Take the entries below and reproduce them word for word.

### DATA IN THIS EXERCISE

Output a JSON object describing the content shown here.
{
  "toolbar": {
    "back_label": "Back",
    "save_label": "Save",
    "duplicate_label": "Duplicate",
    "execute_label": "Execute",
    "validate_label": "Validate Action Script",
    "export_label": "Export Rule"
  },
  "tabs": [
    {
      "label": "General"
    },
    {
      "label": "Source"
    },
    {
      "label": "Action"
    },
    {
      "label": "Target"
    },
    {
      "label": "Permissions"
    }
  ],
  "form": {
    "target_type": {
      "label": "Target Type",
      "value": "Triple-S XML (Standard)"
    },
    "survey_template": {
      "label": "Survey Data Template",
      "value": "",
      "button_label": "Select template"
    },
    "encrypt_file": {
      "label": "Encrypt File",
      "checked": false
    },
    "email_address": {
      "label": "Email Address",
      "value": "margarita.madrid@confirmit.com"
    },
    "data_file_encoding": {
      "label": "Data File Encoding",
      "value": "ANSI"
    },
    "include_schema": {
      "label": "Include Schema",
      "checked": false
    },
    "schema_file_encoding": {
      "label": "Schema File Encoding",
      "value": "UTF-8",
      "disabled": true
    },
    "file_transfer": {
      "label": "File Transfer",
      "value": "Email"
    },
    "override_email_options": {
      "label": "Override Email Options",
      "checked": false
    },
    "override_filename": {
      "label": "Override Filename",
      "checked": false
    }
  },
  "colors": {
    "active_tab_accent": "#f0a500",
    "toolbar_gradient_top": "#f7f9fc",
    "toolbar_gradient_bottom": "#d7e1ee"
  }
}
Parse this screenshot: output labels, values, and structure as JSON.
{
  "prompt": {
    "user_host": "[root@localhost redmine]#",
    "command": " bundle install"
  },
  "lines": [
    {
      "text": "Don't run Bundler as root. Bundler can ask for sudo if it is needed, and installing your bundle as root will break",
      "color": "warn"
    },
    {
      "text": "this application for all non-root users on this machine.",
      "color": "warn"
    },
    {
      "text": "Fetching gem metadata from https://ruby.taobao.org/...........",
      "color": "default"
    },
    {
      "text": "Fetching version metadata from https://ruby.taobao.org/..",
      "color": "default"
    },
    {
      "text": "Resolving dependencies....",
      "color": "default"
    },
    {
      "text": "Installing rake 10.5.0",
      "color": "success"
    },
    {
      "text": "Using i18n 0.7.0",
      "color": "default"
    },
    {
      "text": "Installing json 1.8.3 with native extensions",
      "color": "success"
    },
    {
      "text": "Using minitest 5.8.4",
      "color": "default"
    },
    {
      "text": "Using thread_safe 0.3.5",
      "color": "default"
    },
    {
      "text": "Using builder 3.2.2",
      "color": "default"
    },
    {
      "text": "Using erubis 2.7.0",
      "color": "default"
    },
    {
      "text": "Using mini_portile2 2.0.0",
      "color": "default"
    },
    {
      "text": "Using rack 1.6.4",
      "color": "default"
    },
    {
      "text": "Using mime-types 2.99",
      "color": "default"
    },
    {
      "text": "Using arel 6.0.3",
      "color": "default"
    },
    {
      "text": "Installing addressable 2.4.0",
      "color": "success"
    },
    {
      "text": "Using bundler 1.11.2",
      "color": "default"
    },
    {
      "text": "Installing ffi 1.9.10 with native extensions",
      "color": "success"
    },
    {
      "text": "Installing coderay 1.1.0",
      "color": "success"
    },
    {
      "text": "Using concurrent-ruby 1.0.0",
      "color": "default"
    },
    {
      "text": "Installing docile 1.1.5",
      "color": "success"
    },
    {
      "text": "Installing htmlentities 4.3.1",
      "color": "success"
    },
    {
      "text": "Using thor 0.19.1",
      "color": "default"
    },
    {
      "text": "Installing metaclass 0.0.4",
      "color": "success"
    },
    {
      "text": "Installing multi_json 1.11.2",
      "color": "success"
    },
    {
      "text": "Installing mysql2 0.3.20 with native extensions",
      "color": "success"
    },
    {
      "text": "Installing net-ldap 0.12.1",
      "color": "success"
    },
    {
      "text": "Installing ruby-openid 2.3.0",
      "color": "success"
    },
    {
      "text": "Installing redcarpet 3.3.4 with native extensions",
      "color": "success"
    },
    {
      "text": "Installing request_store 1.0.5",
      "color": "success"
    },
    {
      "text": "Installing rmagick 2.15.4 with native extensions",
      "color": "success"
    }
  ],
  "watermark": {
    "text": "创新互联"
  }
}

######

TASK RESPONSE:
Output a JSON object describing the content shown here.
{
  "toolbar": {
    "back_label": "Back",
    "save_label": "Save",
    "duplicate_label": "Duplicate",
    "execute_label": "Execute",
    "validate_label": "Validate Action Script",
    "export_label": "Export Rule"
  },
  "tabs": [
    {
      "label": "General"
    },
    {
      "label": "Source"
    },
    {
      "label": "Action"
    },
    {
      "label": "Target"
    },
    {
      "label": "Permissions"
    }
  ],
  "form": {
    "target_type": {
      "label": "Target Type",
      "value": "Triple-S XML (Standard)"
    },
    "survey_template": {
      "label": "Survey Data Template",
      "value": "",
      "button_label": "Select template"
    },
    "encrypt_file": {
      "label": "Encrypt File",
      "checked": false
    },
    "email_address": {
      "label": "Email Address",
      "value": "margarita.madrid@confirmit.com"
    },
    "data_file_encoding": {
      "label": "Data File Encoding",
      "value": "ANSI"
    },
    "include_schema": {
      "label": "Include Schema",
      "checked": false
    },
    "schema_file_encoding": {
      "label": "Schema File Encoding",
      "value": "UTF-8",
      "disabled": true
    },
    "file_transfer": {
      "label": "File Transfer",
      "value": "Email"
    },
    "override_email_options": {
      "label": "Override Email Options",
      "checked": false
    },
    "override_filename": {
      "label": "Override Filename",
      "checked": false
    }
  },
  "colors": {
    "active_tab_accent": "#f0a500",
    "toolbar_gradient_top": "#f7f9fc",
    "toolbar_gradient_bottom": "#d7e1ee"
  }
}
Parse this screenshot: output labels, values, and structure as JSON.
{
  "prompt": {
    "user_host": "[root@localhost redmine]#",
    "command": " bundle install"
  },
  "lines": [
    {
      "text": "Don't run Bundler as root. Bundler can ask for sudo if it is needed, and installing your bundle as root will break",
      "color": "warn"
    },
    {
      "text": "this application for all non-root users on this machine.",
      "color": "warn"
    },
    {
      "text": "Fetching gem metadata from https://ruby.taobao.org/...........",
      "color": "default"
    },
    {
      "text": "Fetching version metadata from https://ruby.taobao.org/..",
      "color": "default"
    },
    {
      "text": "Resolving dependencies....",
      "color": "default"
    },
    {
      "text": "Installing rake 10.5.0",
      "color": "success"
    },
    {
      "text": "Using i18n 0.7.0",
      "color": "default"
    },
    {
      "text": "Installing json 1.8.3 with native extensions",
      "color": "success"
    },
    {
      "text": "Using minitest 5.8.4",
      "color": "default"
    },
    {
      "text": "Using thread_safe 0.3.5",
      "color": "default"
    },
    {
      "text": "Using builder 3.2.2",
      "color": "default"
    },
    {
      "text": "Using erubis 2.7.0",
      "color": "default"
    },
    {
      "text": "Using mini_portile2 2.0.0",
      "color": "default"
    },
    {
      "text": "Using rack 1.6.4",
      "color": "default"
    },
    {
      "text": "Using mime-types 2.99",
      "color": "default"
    },
    {
      "text": "Using arel 6.0.3",
      "color": "default"
    },
    {
      "text": "Installing addressable 2.4.0",
      "color": "success"
    },
    {
      "text": "Using bundler 1.11.2",
      "color": "default"
    },
    {
      "text": "Installing ffi 1.9.10 with native extensions",
      "color": "success"
    },
    {
      "text": "Installing coderay 1.1.0",
      "color": "success"
    },
    {
      "text": "Using concurrent-ruby 1.0.0",
      "color": "default"
    },
    {
      "text": "Installing docile 1.1.5",
      "color": "success"
    },
    {
      "text": "Installing htmlentities 4.3.1",
      "color": "success"
    },
    {
      "text": "Using thor 0.19.1",
      "color": "default"
    },
    {
      "text": "Installing metaclass 0.0.4",
      "color": "success"
    },
    {
      "text": "Installing multi_json 1.11.2",
      "color": "success"
    },
    {
      "text": "Installing mysql2 0.3.20 with native extensions",
      "color": "success"
    },
    {
      "text": "Installing net-ldap 0.12.1",
      "color": "success"
    },
    {
      "text": "Installing ruby-openid 2.3.0",
      "color": "success"
    },
    {
      "text": "Installing redcarpet 3.3.4 with native extensions",
      "color": "success"
    },
    {
      "text": "Installing request_store 1.0.5",
      "color": "success"
    },
    {
      "text": "Installing rmagick 2.15.4 with native extensions",
      "color": "success"
    }
  ],
  "watermark": {
    "text": "创新互联"
  }
}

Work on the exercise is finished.